Your goal — Find the string "which" in the records and copy each line where it occurs.

Task data —
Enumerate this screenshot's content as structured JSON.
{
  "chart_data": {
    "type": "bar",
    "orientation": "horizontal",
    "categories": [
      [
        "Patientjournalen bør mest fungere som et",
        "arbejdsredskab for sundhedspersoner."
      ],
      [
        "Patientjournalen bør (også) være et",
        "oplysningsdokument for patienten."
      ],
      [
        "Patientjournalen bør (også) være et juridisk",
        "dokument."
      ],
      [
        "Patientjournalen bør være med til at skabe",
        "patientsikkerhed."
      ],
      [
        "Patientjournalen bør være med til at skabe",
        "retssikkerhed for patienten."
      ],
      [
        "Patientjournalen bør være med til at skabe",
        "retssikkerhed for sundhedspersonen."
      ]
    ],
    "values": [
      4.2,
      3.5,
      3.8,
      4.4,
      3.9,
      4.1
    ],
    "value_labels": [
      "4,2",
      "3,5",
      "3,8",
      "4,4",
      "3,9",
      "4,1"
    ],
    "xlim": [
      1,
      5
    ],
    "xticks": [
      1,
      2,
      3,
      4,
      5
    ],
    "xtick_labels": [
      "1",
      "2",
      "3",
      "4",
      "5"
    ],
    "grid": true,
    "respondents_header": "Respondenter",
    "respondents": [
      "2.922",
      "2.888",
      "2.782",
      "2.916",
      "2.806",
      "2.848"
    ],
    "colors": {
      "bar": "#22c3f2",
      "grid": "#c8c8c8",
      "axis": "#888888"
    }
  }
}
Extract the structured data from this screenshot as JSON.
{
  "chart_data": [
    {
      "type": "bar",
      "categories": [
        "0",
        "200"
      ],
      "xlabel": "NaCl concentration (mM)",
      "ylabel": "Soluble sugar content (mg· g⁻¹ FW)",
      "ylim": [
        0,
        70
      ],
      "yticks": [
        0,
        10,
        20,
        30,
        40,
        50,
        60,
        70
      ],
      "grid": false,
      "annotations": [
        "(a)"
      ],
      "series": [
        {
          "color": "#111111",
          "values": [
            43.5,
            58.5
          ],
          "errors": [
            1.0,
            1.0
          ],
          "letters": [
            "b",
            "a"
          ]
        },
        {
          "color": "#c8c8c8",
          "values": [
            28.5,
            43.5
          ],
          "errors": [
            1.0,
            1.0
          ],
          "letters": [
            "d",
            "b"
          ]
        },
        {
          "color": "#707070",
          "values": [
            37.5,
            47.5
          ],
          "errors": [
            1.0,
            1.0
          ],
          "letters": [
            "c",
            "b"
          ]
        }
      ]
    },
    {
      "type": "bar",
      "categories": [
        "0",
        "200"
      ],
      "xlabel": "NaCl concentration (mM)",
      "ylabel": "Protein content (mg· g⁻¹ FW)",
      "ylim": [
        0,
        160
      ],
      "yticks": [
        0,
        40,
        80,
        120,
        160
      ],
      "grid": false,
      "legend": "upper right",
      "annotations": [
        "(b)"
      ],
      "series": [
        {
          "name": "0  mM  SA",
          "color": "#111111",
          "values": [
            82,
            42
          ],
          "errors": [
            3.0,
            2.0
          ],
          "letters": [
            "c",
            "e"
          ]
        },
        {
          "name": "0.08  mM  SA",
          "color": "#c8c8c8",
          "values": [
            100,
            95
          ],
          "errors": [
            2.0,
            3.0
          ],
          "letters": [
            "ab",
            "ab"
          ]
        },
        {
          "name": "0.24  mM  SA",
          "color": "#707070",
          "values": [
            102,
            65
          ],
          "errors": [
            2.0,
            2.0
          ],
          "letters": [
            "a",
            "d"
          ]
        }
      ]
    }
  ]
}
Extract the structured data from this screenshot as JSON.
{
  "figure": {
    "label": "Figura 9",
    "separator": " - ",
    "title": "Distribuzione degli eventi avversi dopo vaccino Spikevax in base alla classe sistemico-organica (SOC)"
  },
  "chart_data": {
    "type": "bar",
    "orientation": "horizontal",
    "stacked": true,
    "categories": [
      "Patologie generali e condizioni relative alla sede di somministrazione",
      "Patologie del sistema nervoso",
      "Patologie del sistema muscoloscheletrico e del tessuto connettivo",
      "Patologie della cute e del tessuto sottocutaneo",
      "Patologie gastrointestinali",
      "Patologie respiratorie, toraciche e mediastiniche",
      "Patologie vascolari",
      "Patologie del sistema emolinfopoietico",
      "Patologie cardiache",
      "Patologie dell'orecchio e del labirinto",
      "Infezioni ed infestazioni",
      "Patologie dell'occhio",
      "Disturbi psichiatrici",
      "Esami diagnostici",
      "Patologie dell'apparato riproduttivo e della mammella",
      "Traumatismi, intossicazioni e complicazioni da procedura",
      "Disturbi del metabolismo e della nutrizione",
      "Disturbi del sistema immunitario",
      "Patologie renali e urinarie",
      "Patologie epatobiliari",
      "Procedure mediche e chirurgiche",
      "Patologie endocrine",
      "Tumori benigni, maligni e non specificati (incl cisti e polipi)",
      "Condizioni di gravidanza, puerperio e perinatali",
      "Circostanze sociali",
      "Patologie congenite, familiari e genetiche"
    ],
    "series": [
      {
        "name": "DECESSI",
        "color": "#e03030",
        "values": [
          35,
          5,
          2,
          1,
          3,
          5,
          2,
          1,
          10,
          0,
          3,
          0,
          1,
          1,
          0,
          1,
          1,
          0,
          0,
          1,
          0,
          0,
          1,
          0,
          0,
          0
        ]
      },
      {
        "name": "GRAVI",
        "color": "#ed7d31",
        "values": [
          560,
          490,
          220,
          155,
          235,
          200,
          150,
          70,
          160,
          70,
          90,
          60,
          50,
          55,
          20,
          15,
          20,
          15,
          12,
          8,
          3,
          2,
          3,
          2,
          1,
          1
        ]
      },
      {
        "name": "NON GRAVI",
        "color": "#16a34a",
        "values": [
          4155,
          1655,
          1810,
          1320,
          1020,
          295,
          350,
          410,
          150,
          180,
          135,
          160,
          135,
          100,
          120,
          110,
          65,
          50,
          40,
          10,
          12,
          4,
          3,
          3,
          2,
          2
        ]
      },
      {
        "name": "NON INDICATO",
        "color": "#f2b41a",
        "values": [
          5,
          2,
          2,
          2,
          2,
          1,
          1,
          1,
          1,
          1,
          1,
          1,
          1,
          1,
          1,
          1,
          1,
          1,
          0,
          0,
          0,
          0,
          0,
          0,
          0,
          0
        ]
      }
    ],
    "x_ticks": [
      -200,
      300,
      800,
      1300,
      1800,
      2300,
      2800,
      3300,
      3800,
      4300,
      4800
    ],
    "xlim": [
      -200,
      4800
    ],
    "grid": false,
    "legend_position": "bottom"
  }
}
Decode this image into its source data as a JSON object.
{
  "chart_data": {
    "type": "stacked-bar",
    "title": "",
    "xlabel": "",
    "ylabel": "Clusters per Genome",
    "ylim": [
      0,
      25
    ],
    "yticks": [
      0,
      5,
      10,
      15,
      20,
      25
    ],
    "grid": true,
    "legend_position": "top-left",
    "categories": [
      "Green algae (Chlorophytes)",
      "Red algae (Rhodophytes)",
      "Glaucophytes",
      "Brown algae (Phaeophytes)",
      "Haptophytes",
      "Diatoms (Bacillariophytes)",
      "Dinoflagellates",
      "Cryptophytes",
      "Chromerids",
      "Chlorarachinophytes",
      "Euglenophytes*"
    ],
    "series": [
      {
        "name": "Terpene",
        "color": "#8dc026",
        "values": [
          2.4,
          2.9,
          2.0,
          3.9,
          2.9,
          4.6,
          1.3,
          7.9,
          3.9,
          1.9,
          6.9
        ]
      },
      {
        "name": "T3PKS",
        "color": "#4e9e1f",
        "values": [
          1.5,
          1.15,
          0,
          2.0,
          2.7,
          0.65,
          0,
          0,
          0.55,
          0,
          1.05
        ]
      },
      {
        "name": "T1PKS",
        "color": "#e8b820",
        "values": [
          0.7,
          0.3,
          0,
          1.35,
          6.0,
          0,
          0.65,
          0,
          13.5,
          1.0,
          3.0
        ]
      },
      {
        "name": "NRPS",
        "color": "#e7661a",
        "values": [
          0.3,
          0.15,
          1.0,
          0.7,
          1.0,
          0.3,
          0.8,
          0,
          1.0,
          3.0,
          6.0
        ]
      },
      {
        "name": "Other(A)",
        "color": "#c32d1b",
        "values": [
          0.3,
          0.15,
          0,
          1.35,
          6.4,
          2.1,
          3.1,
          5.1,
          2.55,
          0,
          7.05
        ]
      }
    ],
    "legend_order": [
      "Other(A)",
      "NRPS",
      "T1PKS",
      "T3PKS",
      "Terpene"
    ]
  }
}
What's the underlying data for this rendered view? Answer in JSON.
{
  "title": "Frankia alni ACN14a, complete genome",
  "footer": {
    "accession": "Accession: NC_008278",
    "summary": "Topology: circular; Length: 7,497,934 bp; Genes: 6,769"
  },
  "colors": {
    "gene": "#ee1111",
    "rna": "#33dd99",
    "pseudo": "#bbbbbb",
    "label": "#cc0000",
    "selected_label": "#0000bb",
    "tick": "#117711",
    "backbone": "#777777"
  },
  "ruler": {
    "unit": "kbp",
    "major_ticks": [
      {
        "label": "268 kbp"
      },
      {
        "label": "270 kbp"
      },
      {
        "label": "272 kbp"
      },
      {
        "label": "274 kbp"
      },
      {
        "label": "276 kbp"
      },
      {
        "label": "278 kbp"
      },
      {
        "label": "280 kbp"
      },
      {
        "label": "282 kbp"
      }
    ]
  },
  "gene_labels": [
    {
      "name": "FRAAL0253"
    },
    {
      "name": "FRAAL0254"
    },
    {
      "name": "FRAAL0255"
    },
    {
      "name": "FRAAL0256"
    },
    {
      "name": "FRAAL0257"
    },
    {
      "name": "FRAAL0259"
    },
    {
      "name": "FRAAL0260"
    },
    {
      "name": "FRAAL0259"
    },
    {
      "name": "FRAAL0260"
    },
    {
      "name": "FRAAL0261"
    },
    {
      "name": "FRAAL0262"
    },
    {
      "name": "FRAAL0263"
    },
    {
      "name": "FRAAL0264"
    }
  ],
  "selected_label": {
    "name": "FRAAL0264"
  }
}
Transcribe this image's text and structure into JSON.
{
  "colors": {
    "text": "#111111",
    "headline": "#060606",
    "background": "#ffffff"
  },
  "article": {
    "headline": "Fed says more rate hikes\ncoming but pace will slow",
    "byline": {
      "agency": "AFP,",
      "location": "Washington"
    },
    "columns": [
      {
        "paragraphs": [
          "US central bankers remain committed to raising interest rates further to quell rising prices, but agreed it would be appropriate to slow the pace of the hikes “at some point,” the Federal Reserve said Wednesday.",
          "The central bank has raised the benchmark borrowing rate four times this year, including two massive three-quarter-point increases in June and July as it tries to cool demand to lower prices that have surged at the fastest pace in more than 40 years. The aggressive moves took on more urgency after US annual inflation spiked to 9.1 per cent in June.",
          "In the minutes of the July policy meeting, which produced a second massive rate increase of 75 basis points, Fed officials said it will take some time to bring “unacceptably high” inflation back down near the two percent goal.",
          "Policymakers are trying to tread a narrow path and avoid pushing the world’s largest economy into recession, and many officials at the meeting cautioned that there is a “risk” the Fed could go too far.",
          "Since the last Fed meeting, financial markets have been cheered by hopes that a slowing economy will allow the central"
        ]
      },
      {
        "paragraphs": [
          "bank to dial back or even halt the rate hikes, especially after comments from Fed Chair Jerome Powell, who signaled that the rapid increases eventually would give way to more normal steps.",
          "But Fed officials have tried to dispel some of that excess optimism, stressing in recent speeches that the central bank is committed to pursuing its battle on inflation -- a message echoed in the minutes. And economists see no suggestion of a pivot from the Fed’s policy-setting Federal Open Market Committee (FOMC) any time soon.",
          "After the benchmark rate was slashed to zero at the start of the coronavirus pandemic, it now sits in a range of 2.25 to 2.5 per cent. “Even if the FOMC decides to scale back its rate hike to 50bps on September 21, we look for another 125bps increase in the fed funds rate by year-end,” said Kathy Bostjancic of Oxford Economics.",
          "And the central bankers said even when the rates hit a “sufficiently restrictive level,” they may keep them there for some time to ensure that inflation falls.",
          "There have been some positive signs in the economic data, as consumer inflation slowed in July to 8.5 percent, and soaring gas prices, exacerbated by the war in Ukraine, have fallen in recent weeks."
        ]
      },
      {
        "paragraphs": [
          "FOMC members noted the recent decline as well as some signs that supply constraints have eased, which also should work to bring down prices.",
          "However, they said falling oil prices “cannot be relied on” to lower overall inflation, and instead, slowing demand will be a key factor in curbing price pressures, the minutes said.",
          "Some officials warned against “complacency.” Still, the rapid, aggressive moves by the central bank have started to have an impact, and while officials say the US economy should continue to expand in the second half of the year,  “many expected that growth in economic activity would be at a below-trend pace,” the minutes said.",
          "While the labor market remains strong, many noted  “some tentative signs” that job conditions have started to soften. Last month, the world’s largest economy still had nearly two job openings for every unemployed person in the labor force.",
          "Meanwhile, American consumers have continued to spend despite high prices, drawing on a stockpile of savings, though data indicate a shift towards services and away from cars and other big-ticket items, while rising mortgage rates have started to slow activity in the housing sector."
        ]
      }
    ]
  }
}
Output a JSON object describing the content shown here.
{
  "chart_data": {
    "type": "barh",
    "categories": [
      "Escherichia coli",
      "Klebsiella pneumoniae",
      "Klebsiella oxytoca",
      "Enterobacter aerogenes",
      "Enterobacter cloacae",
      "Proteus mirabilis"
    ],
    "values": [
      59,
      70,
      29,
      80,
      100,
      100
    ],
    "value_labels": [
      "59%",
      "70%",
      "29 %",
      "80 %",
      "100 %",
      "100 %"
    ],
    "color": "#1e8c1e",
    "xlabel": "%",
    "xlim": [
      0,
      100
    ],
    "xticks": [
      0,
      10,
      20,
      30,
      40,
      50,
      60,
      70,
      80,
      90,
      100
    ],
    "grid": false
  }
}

The completed task —
          "In the minutes of the July policy meeting, which produced a second massive rate increase of 75 basis points, Fed officials said it will take some time to bring “unacceptably high” inflation back down near the two percent goal.",
          "FOMC members noted the recent decline as well as some signs that supply constraints have eased, which also should work to bring down prices.",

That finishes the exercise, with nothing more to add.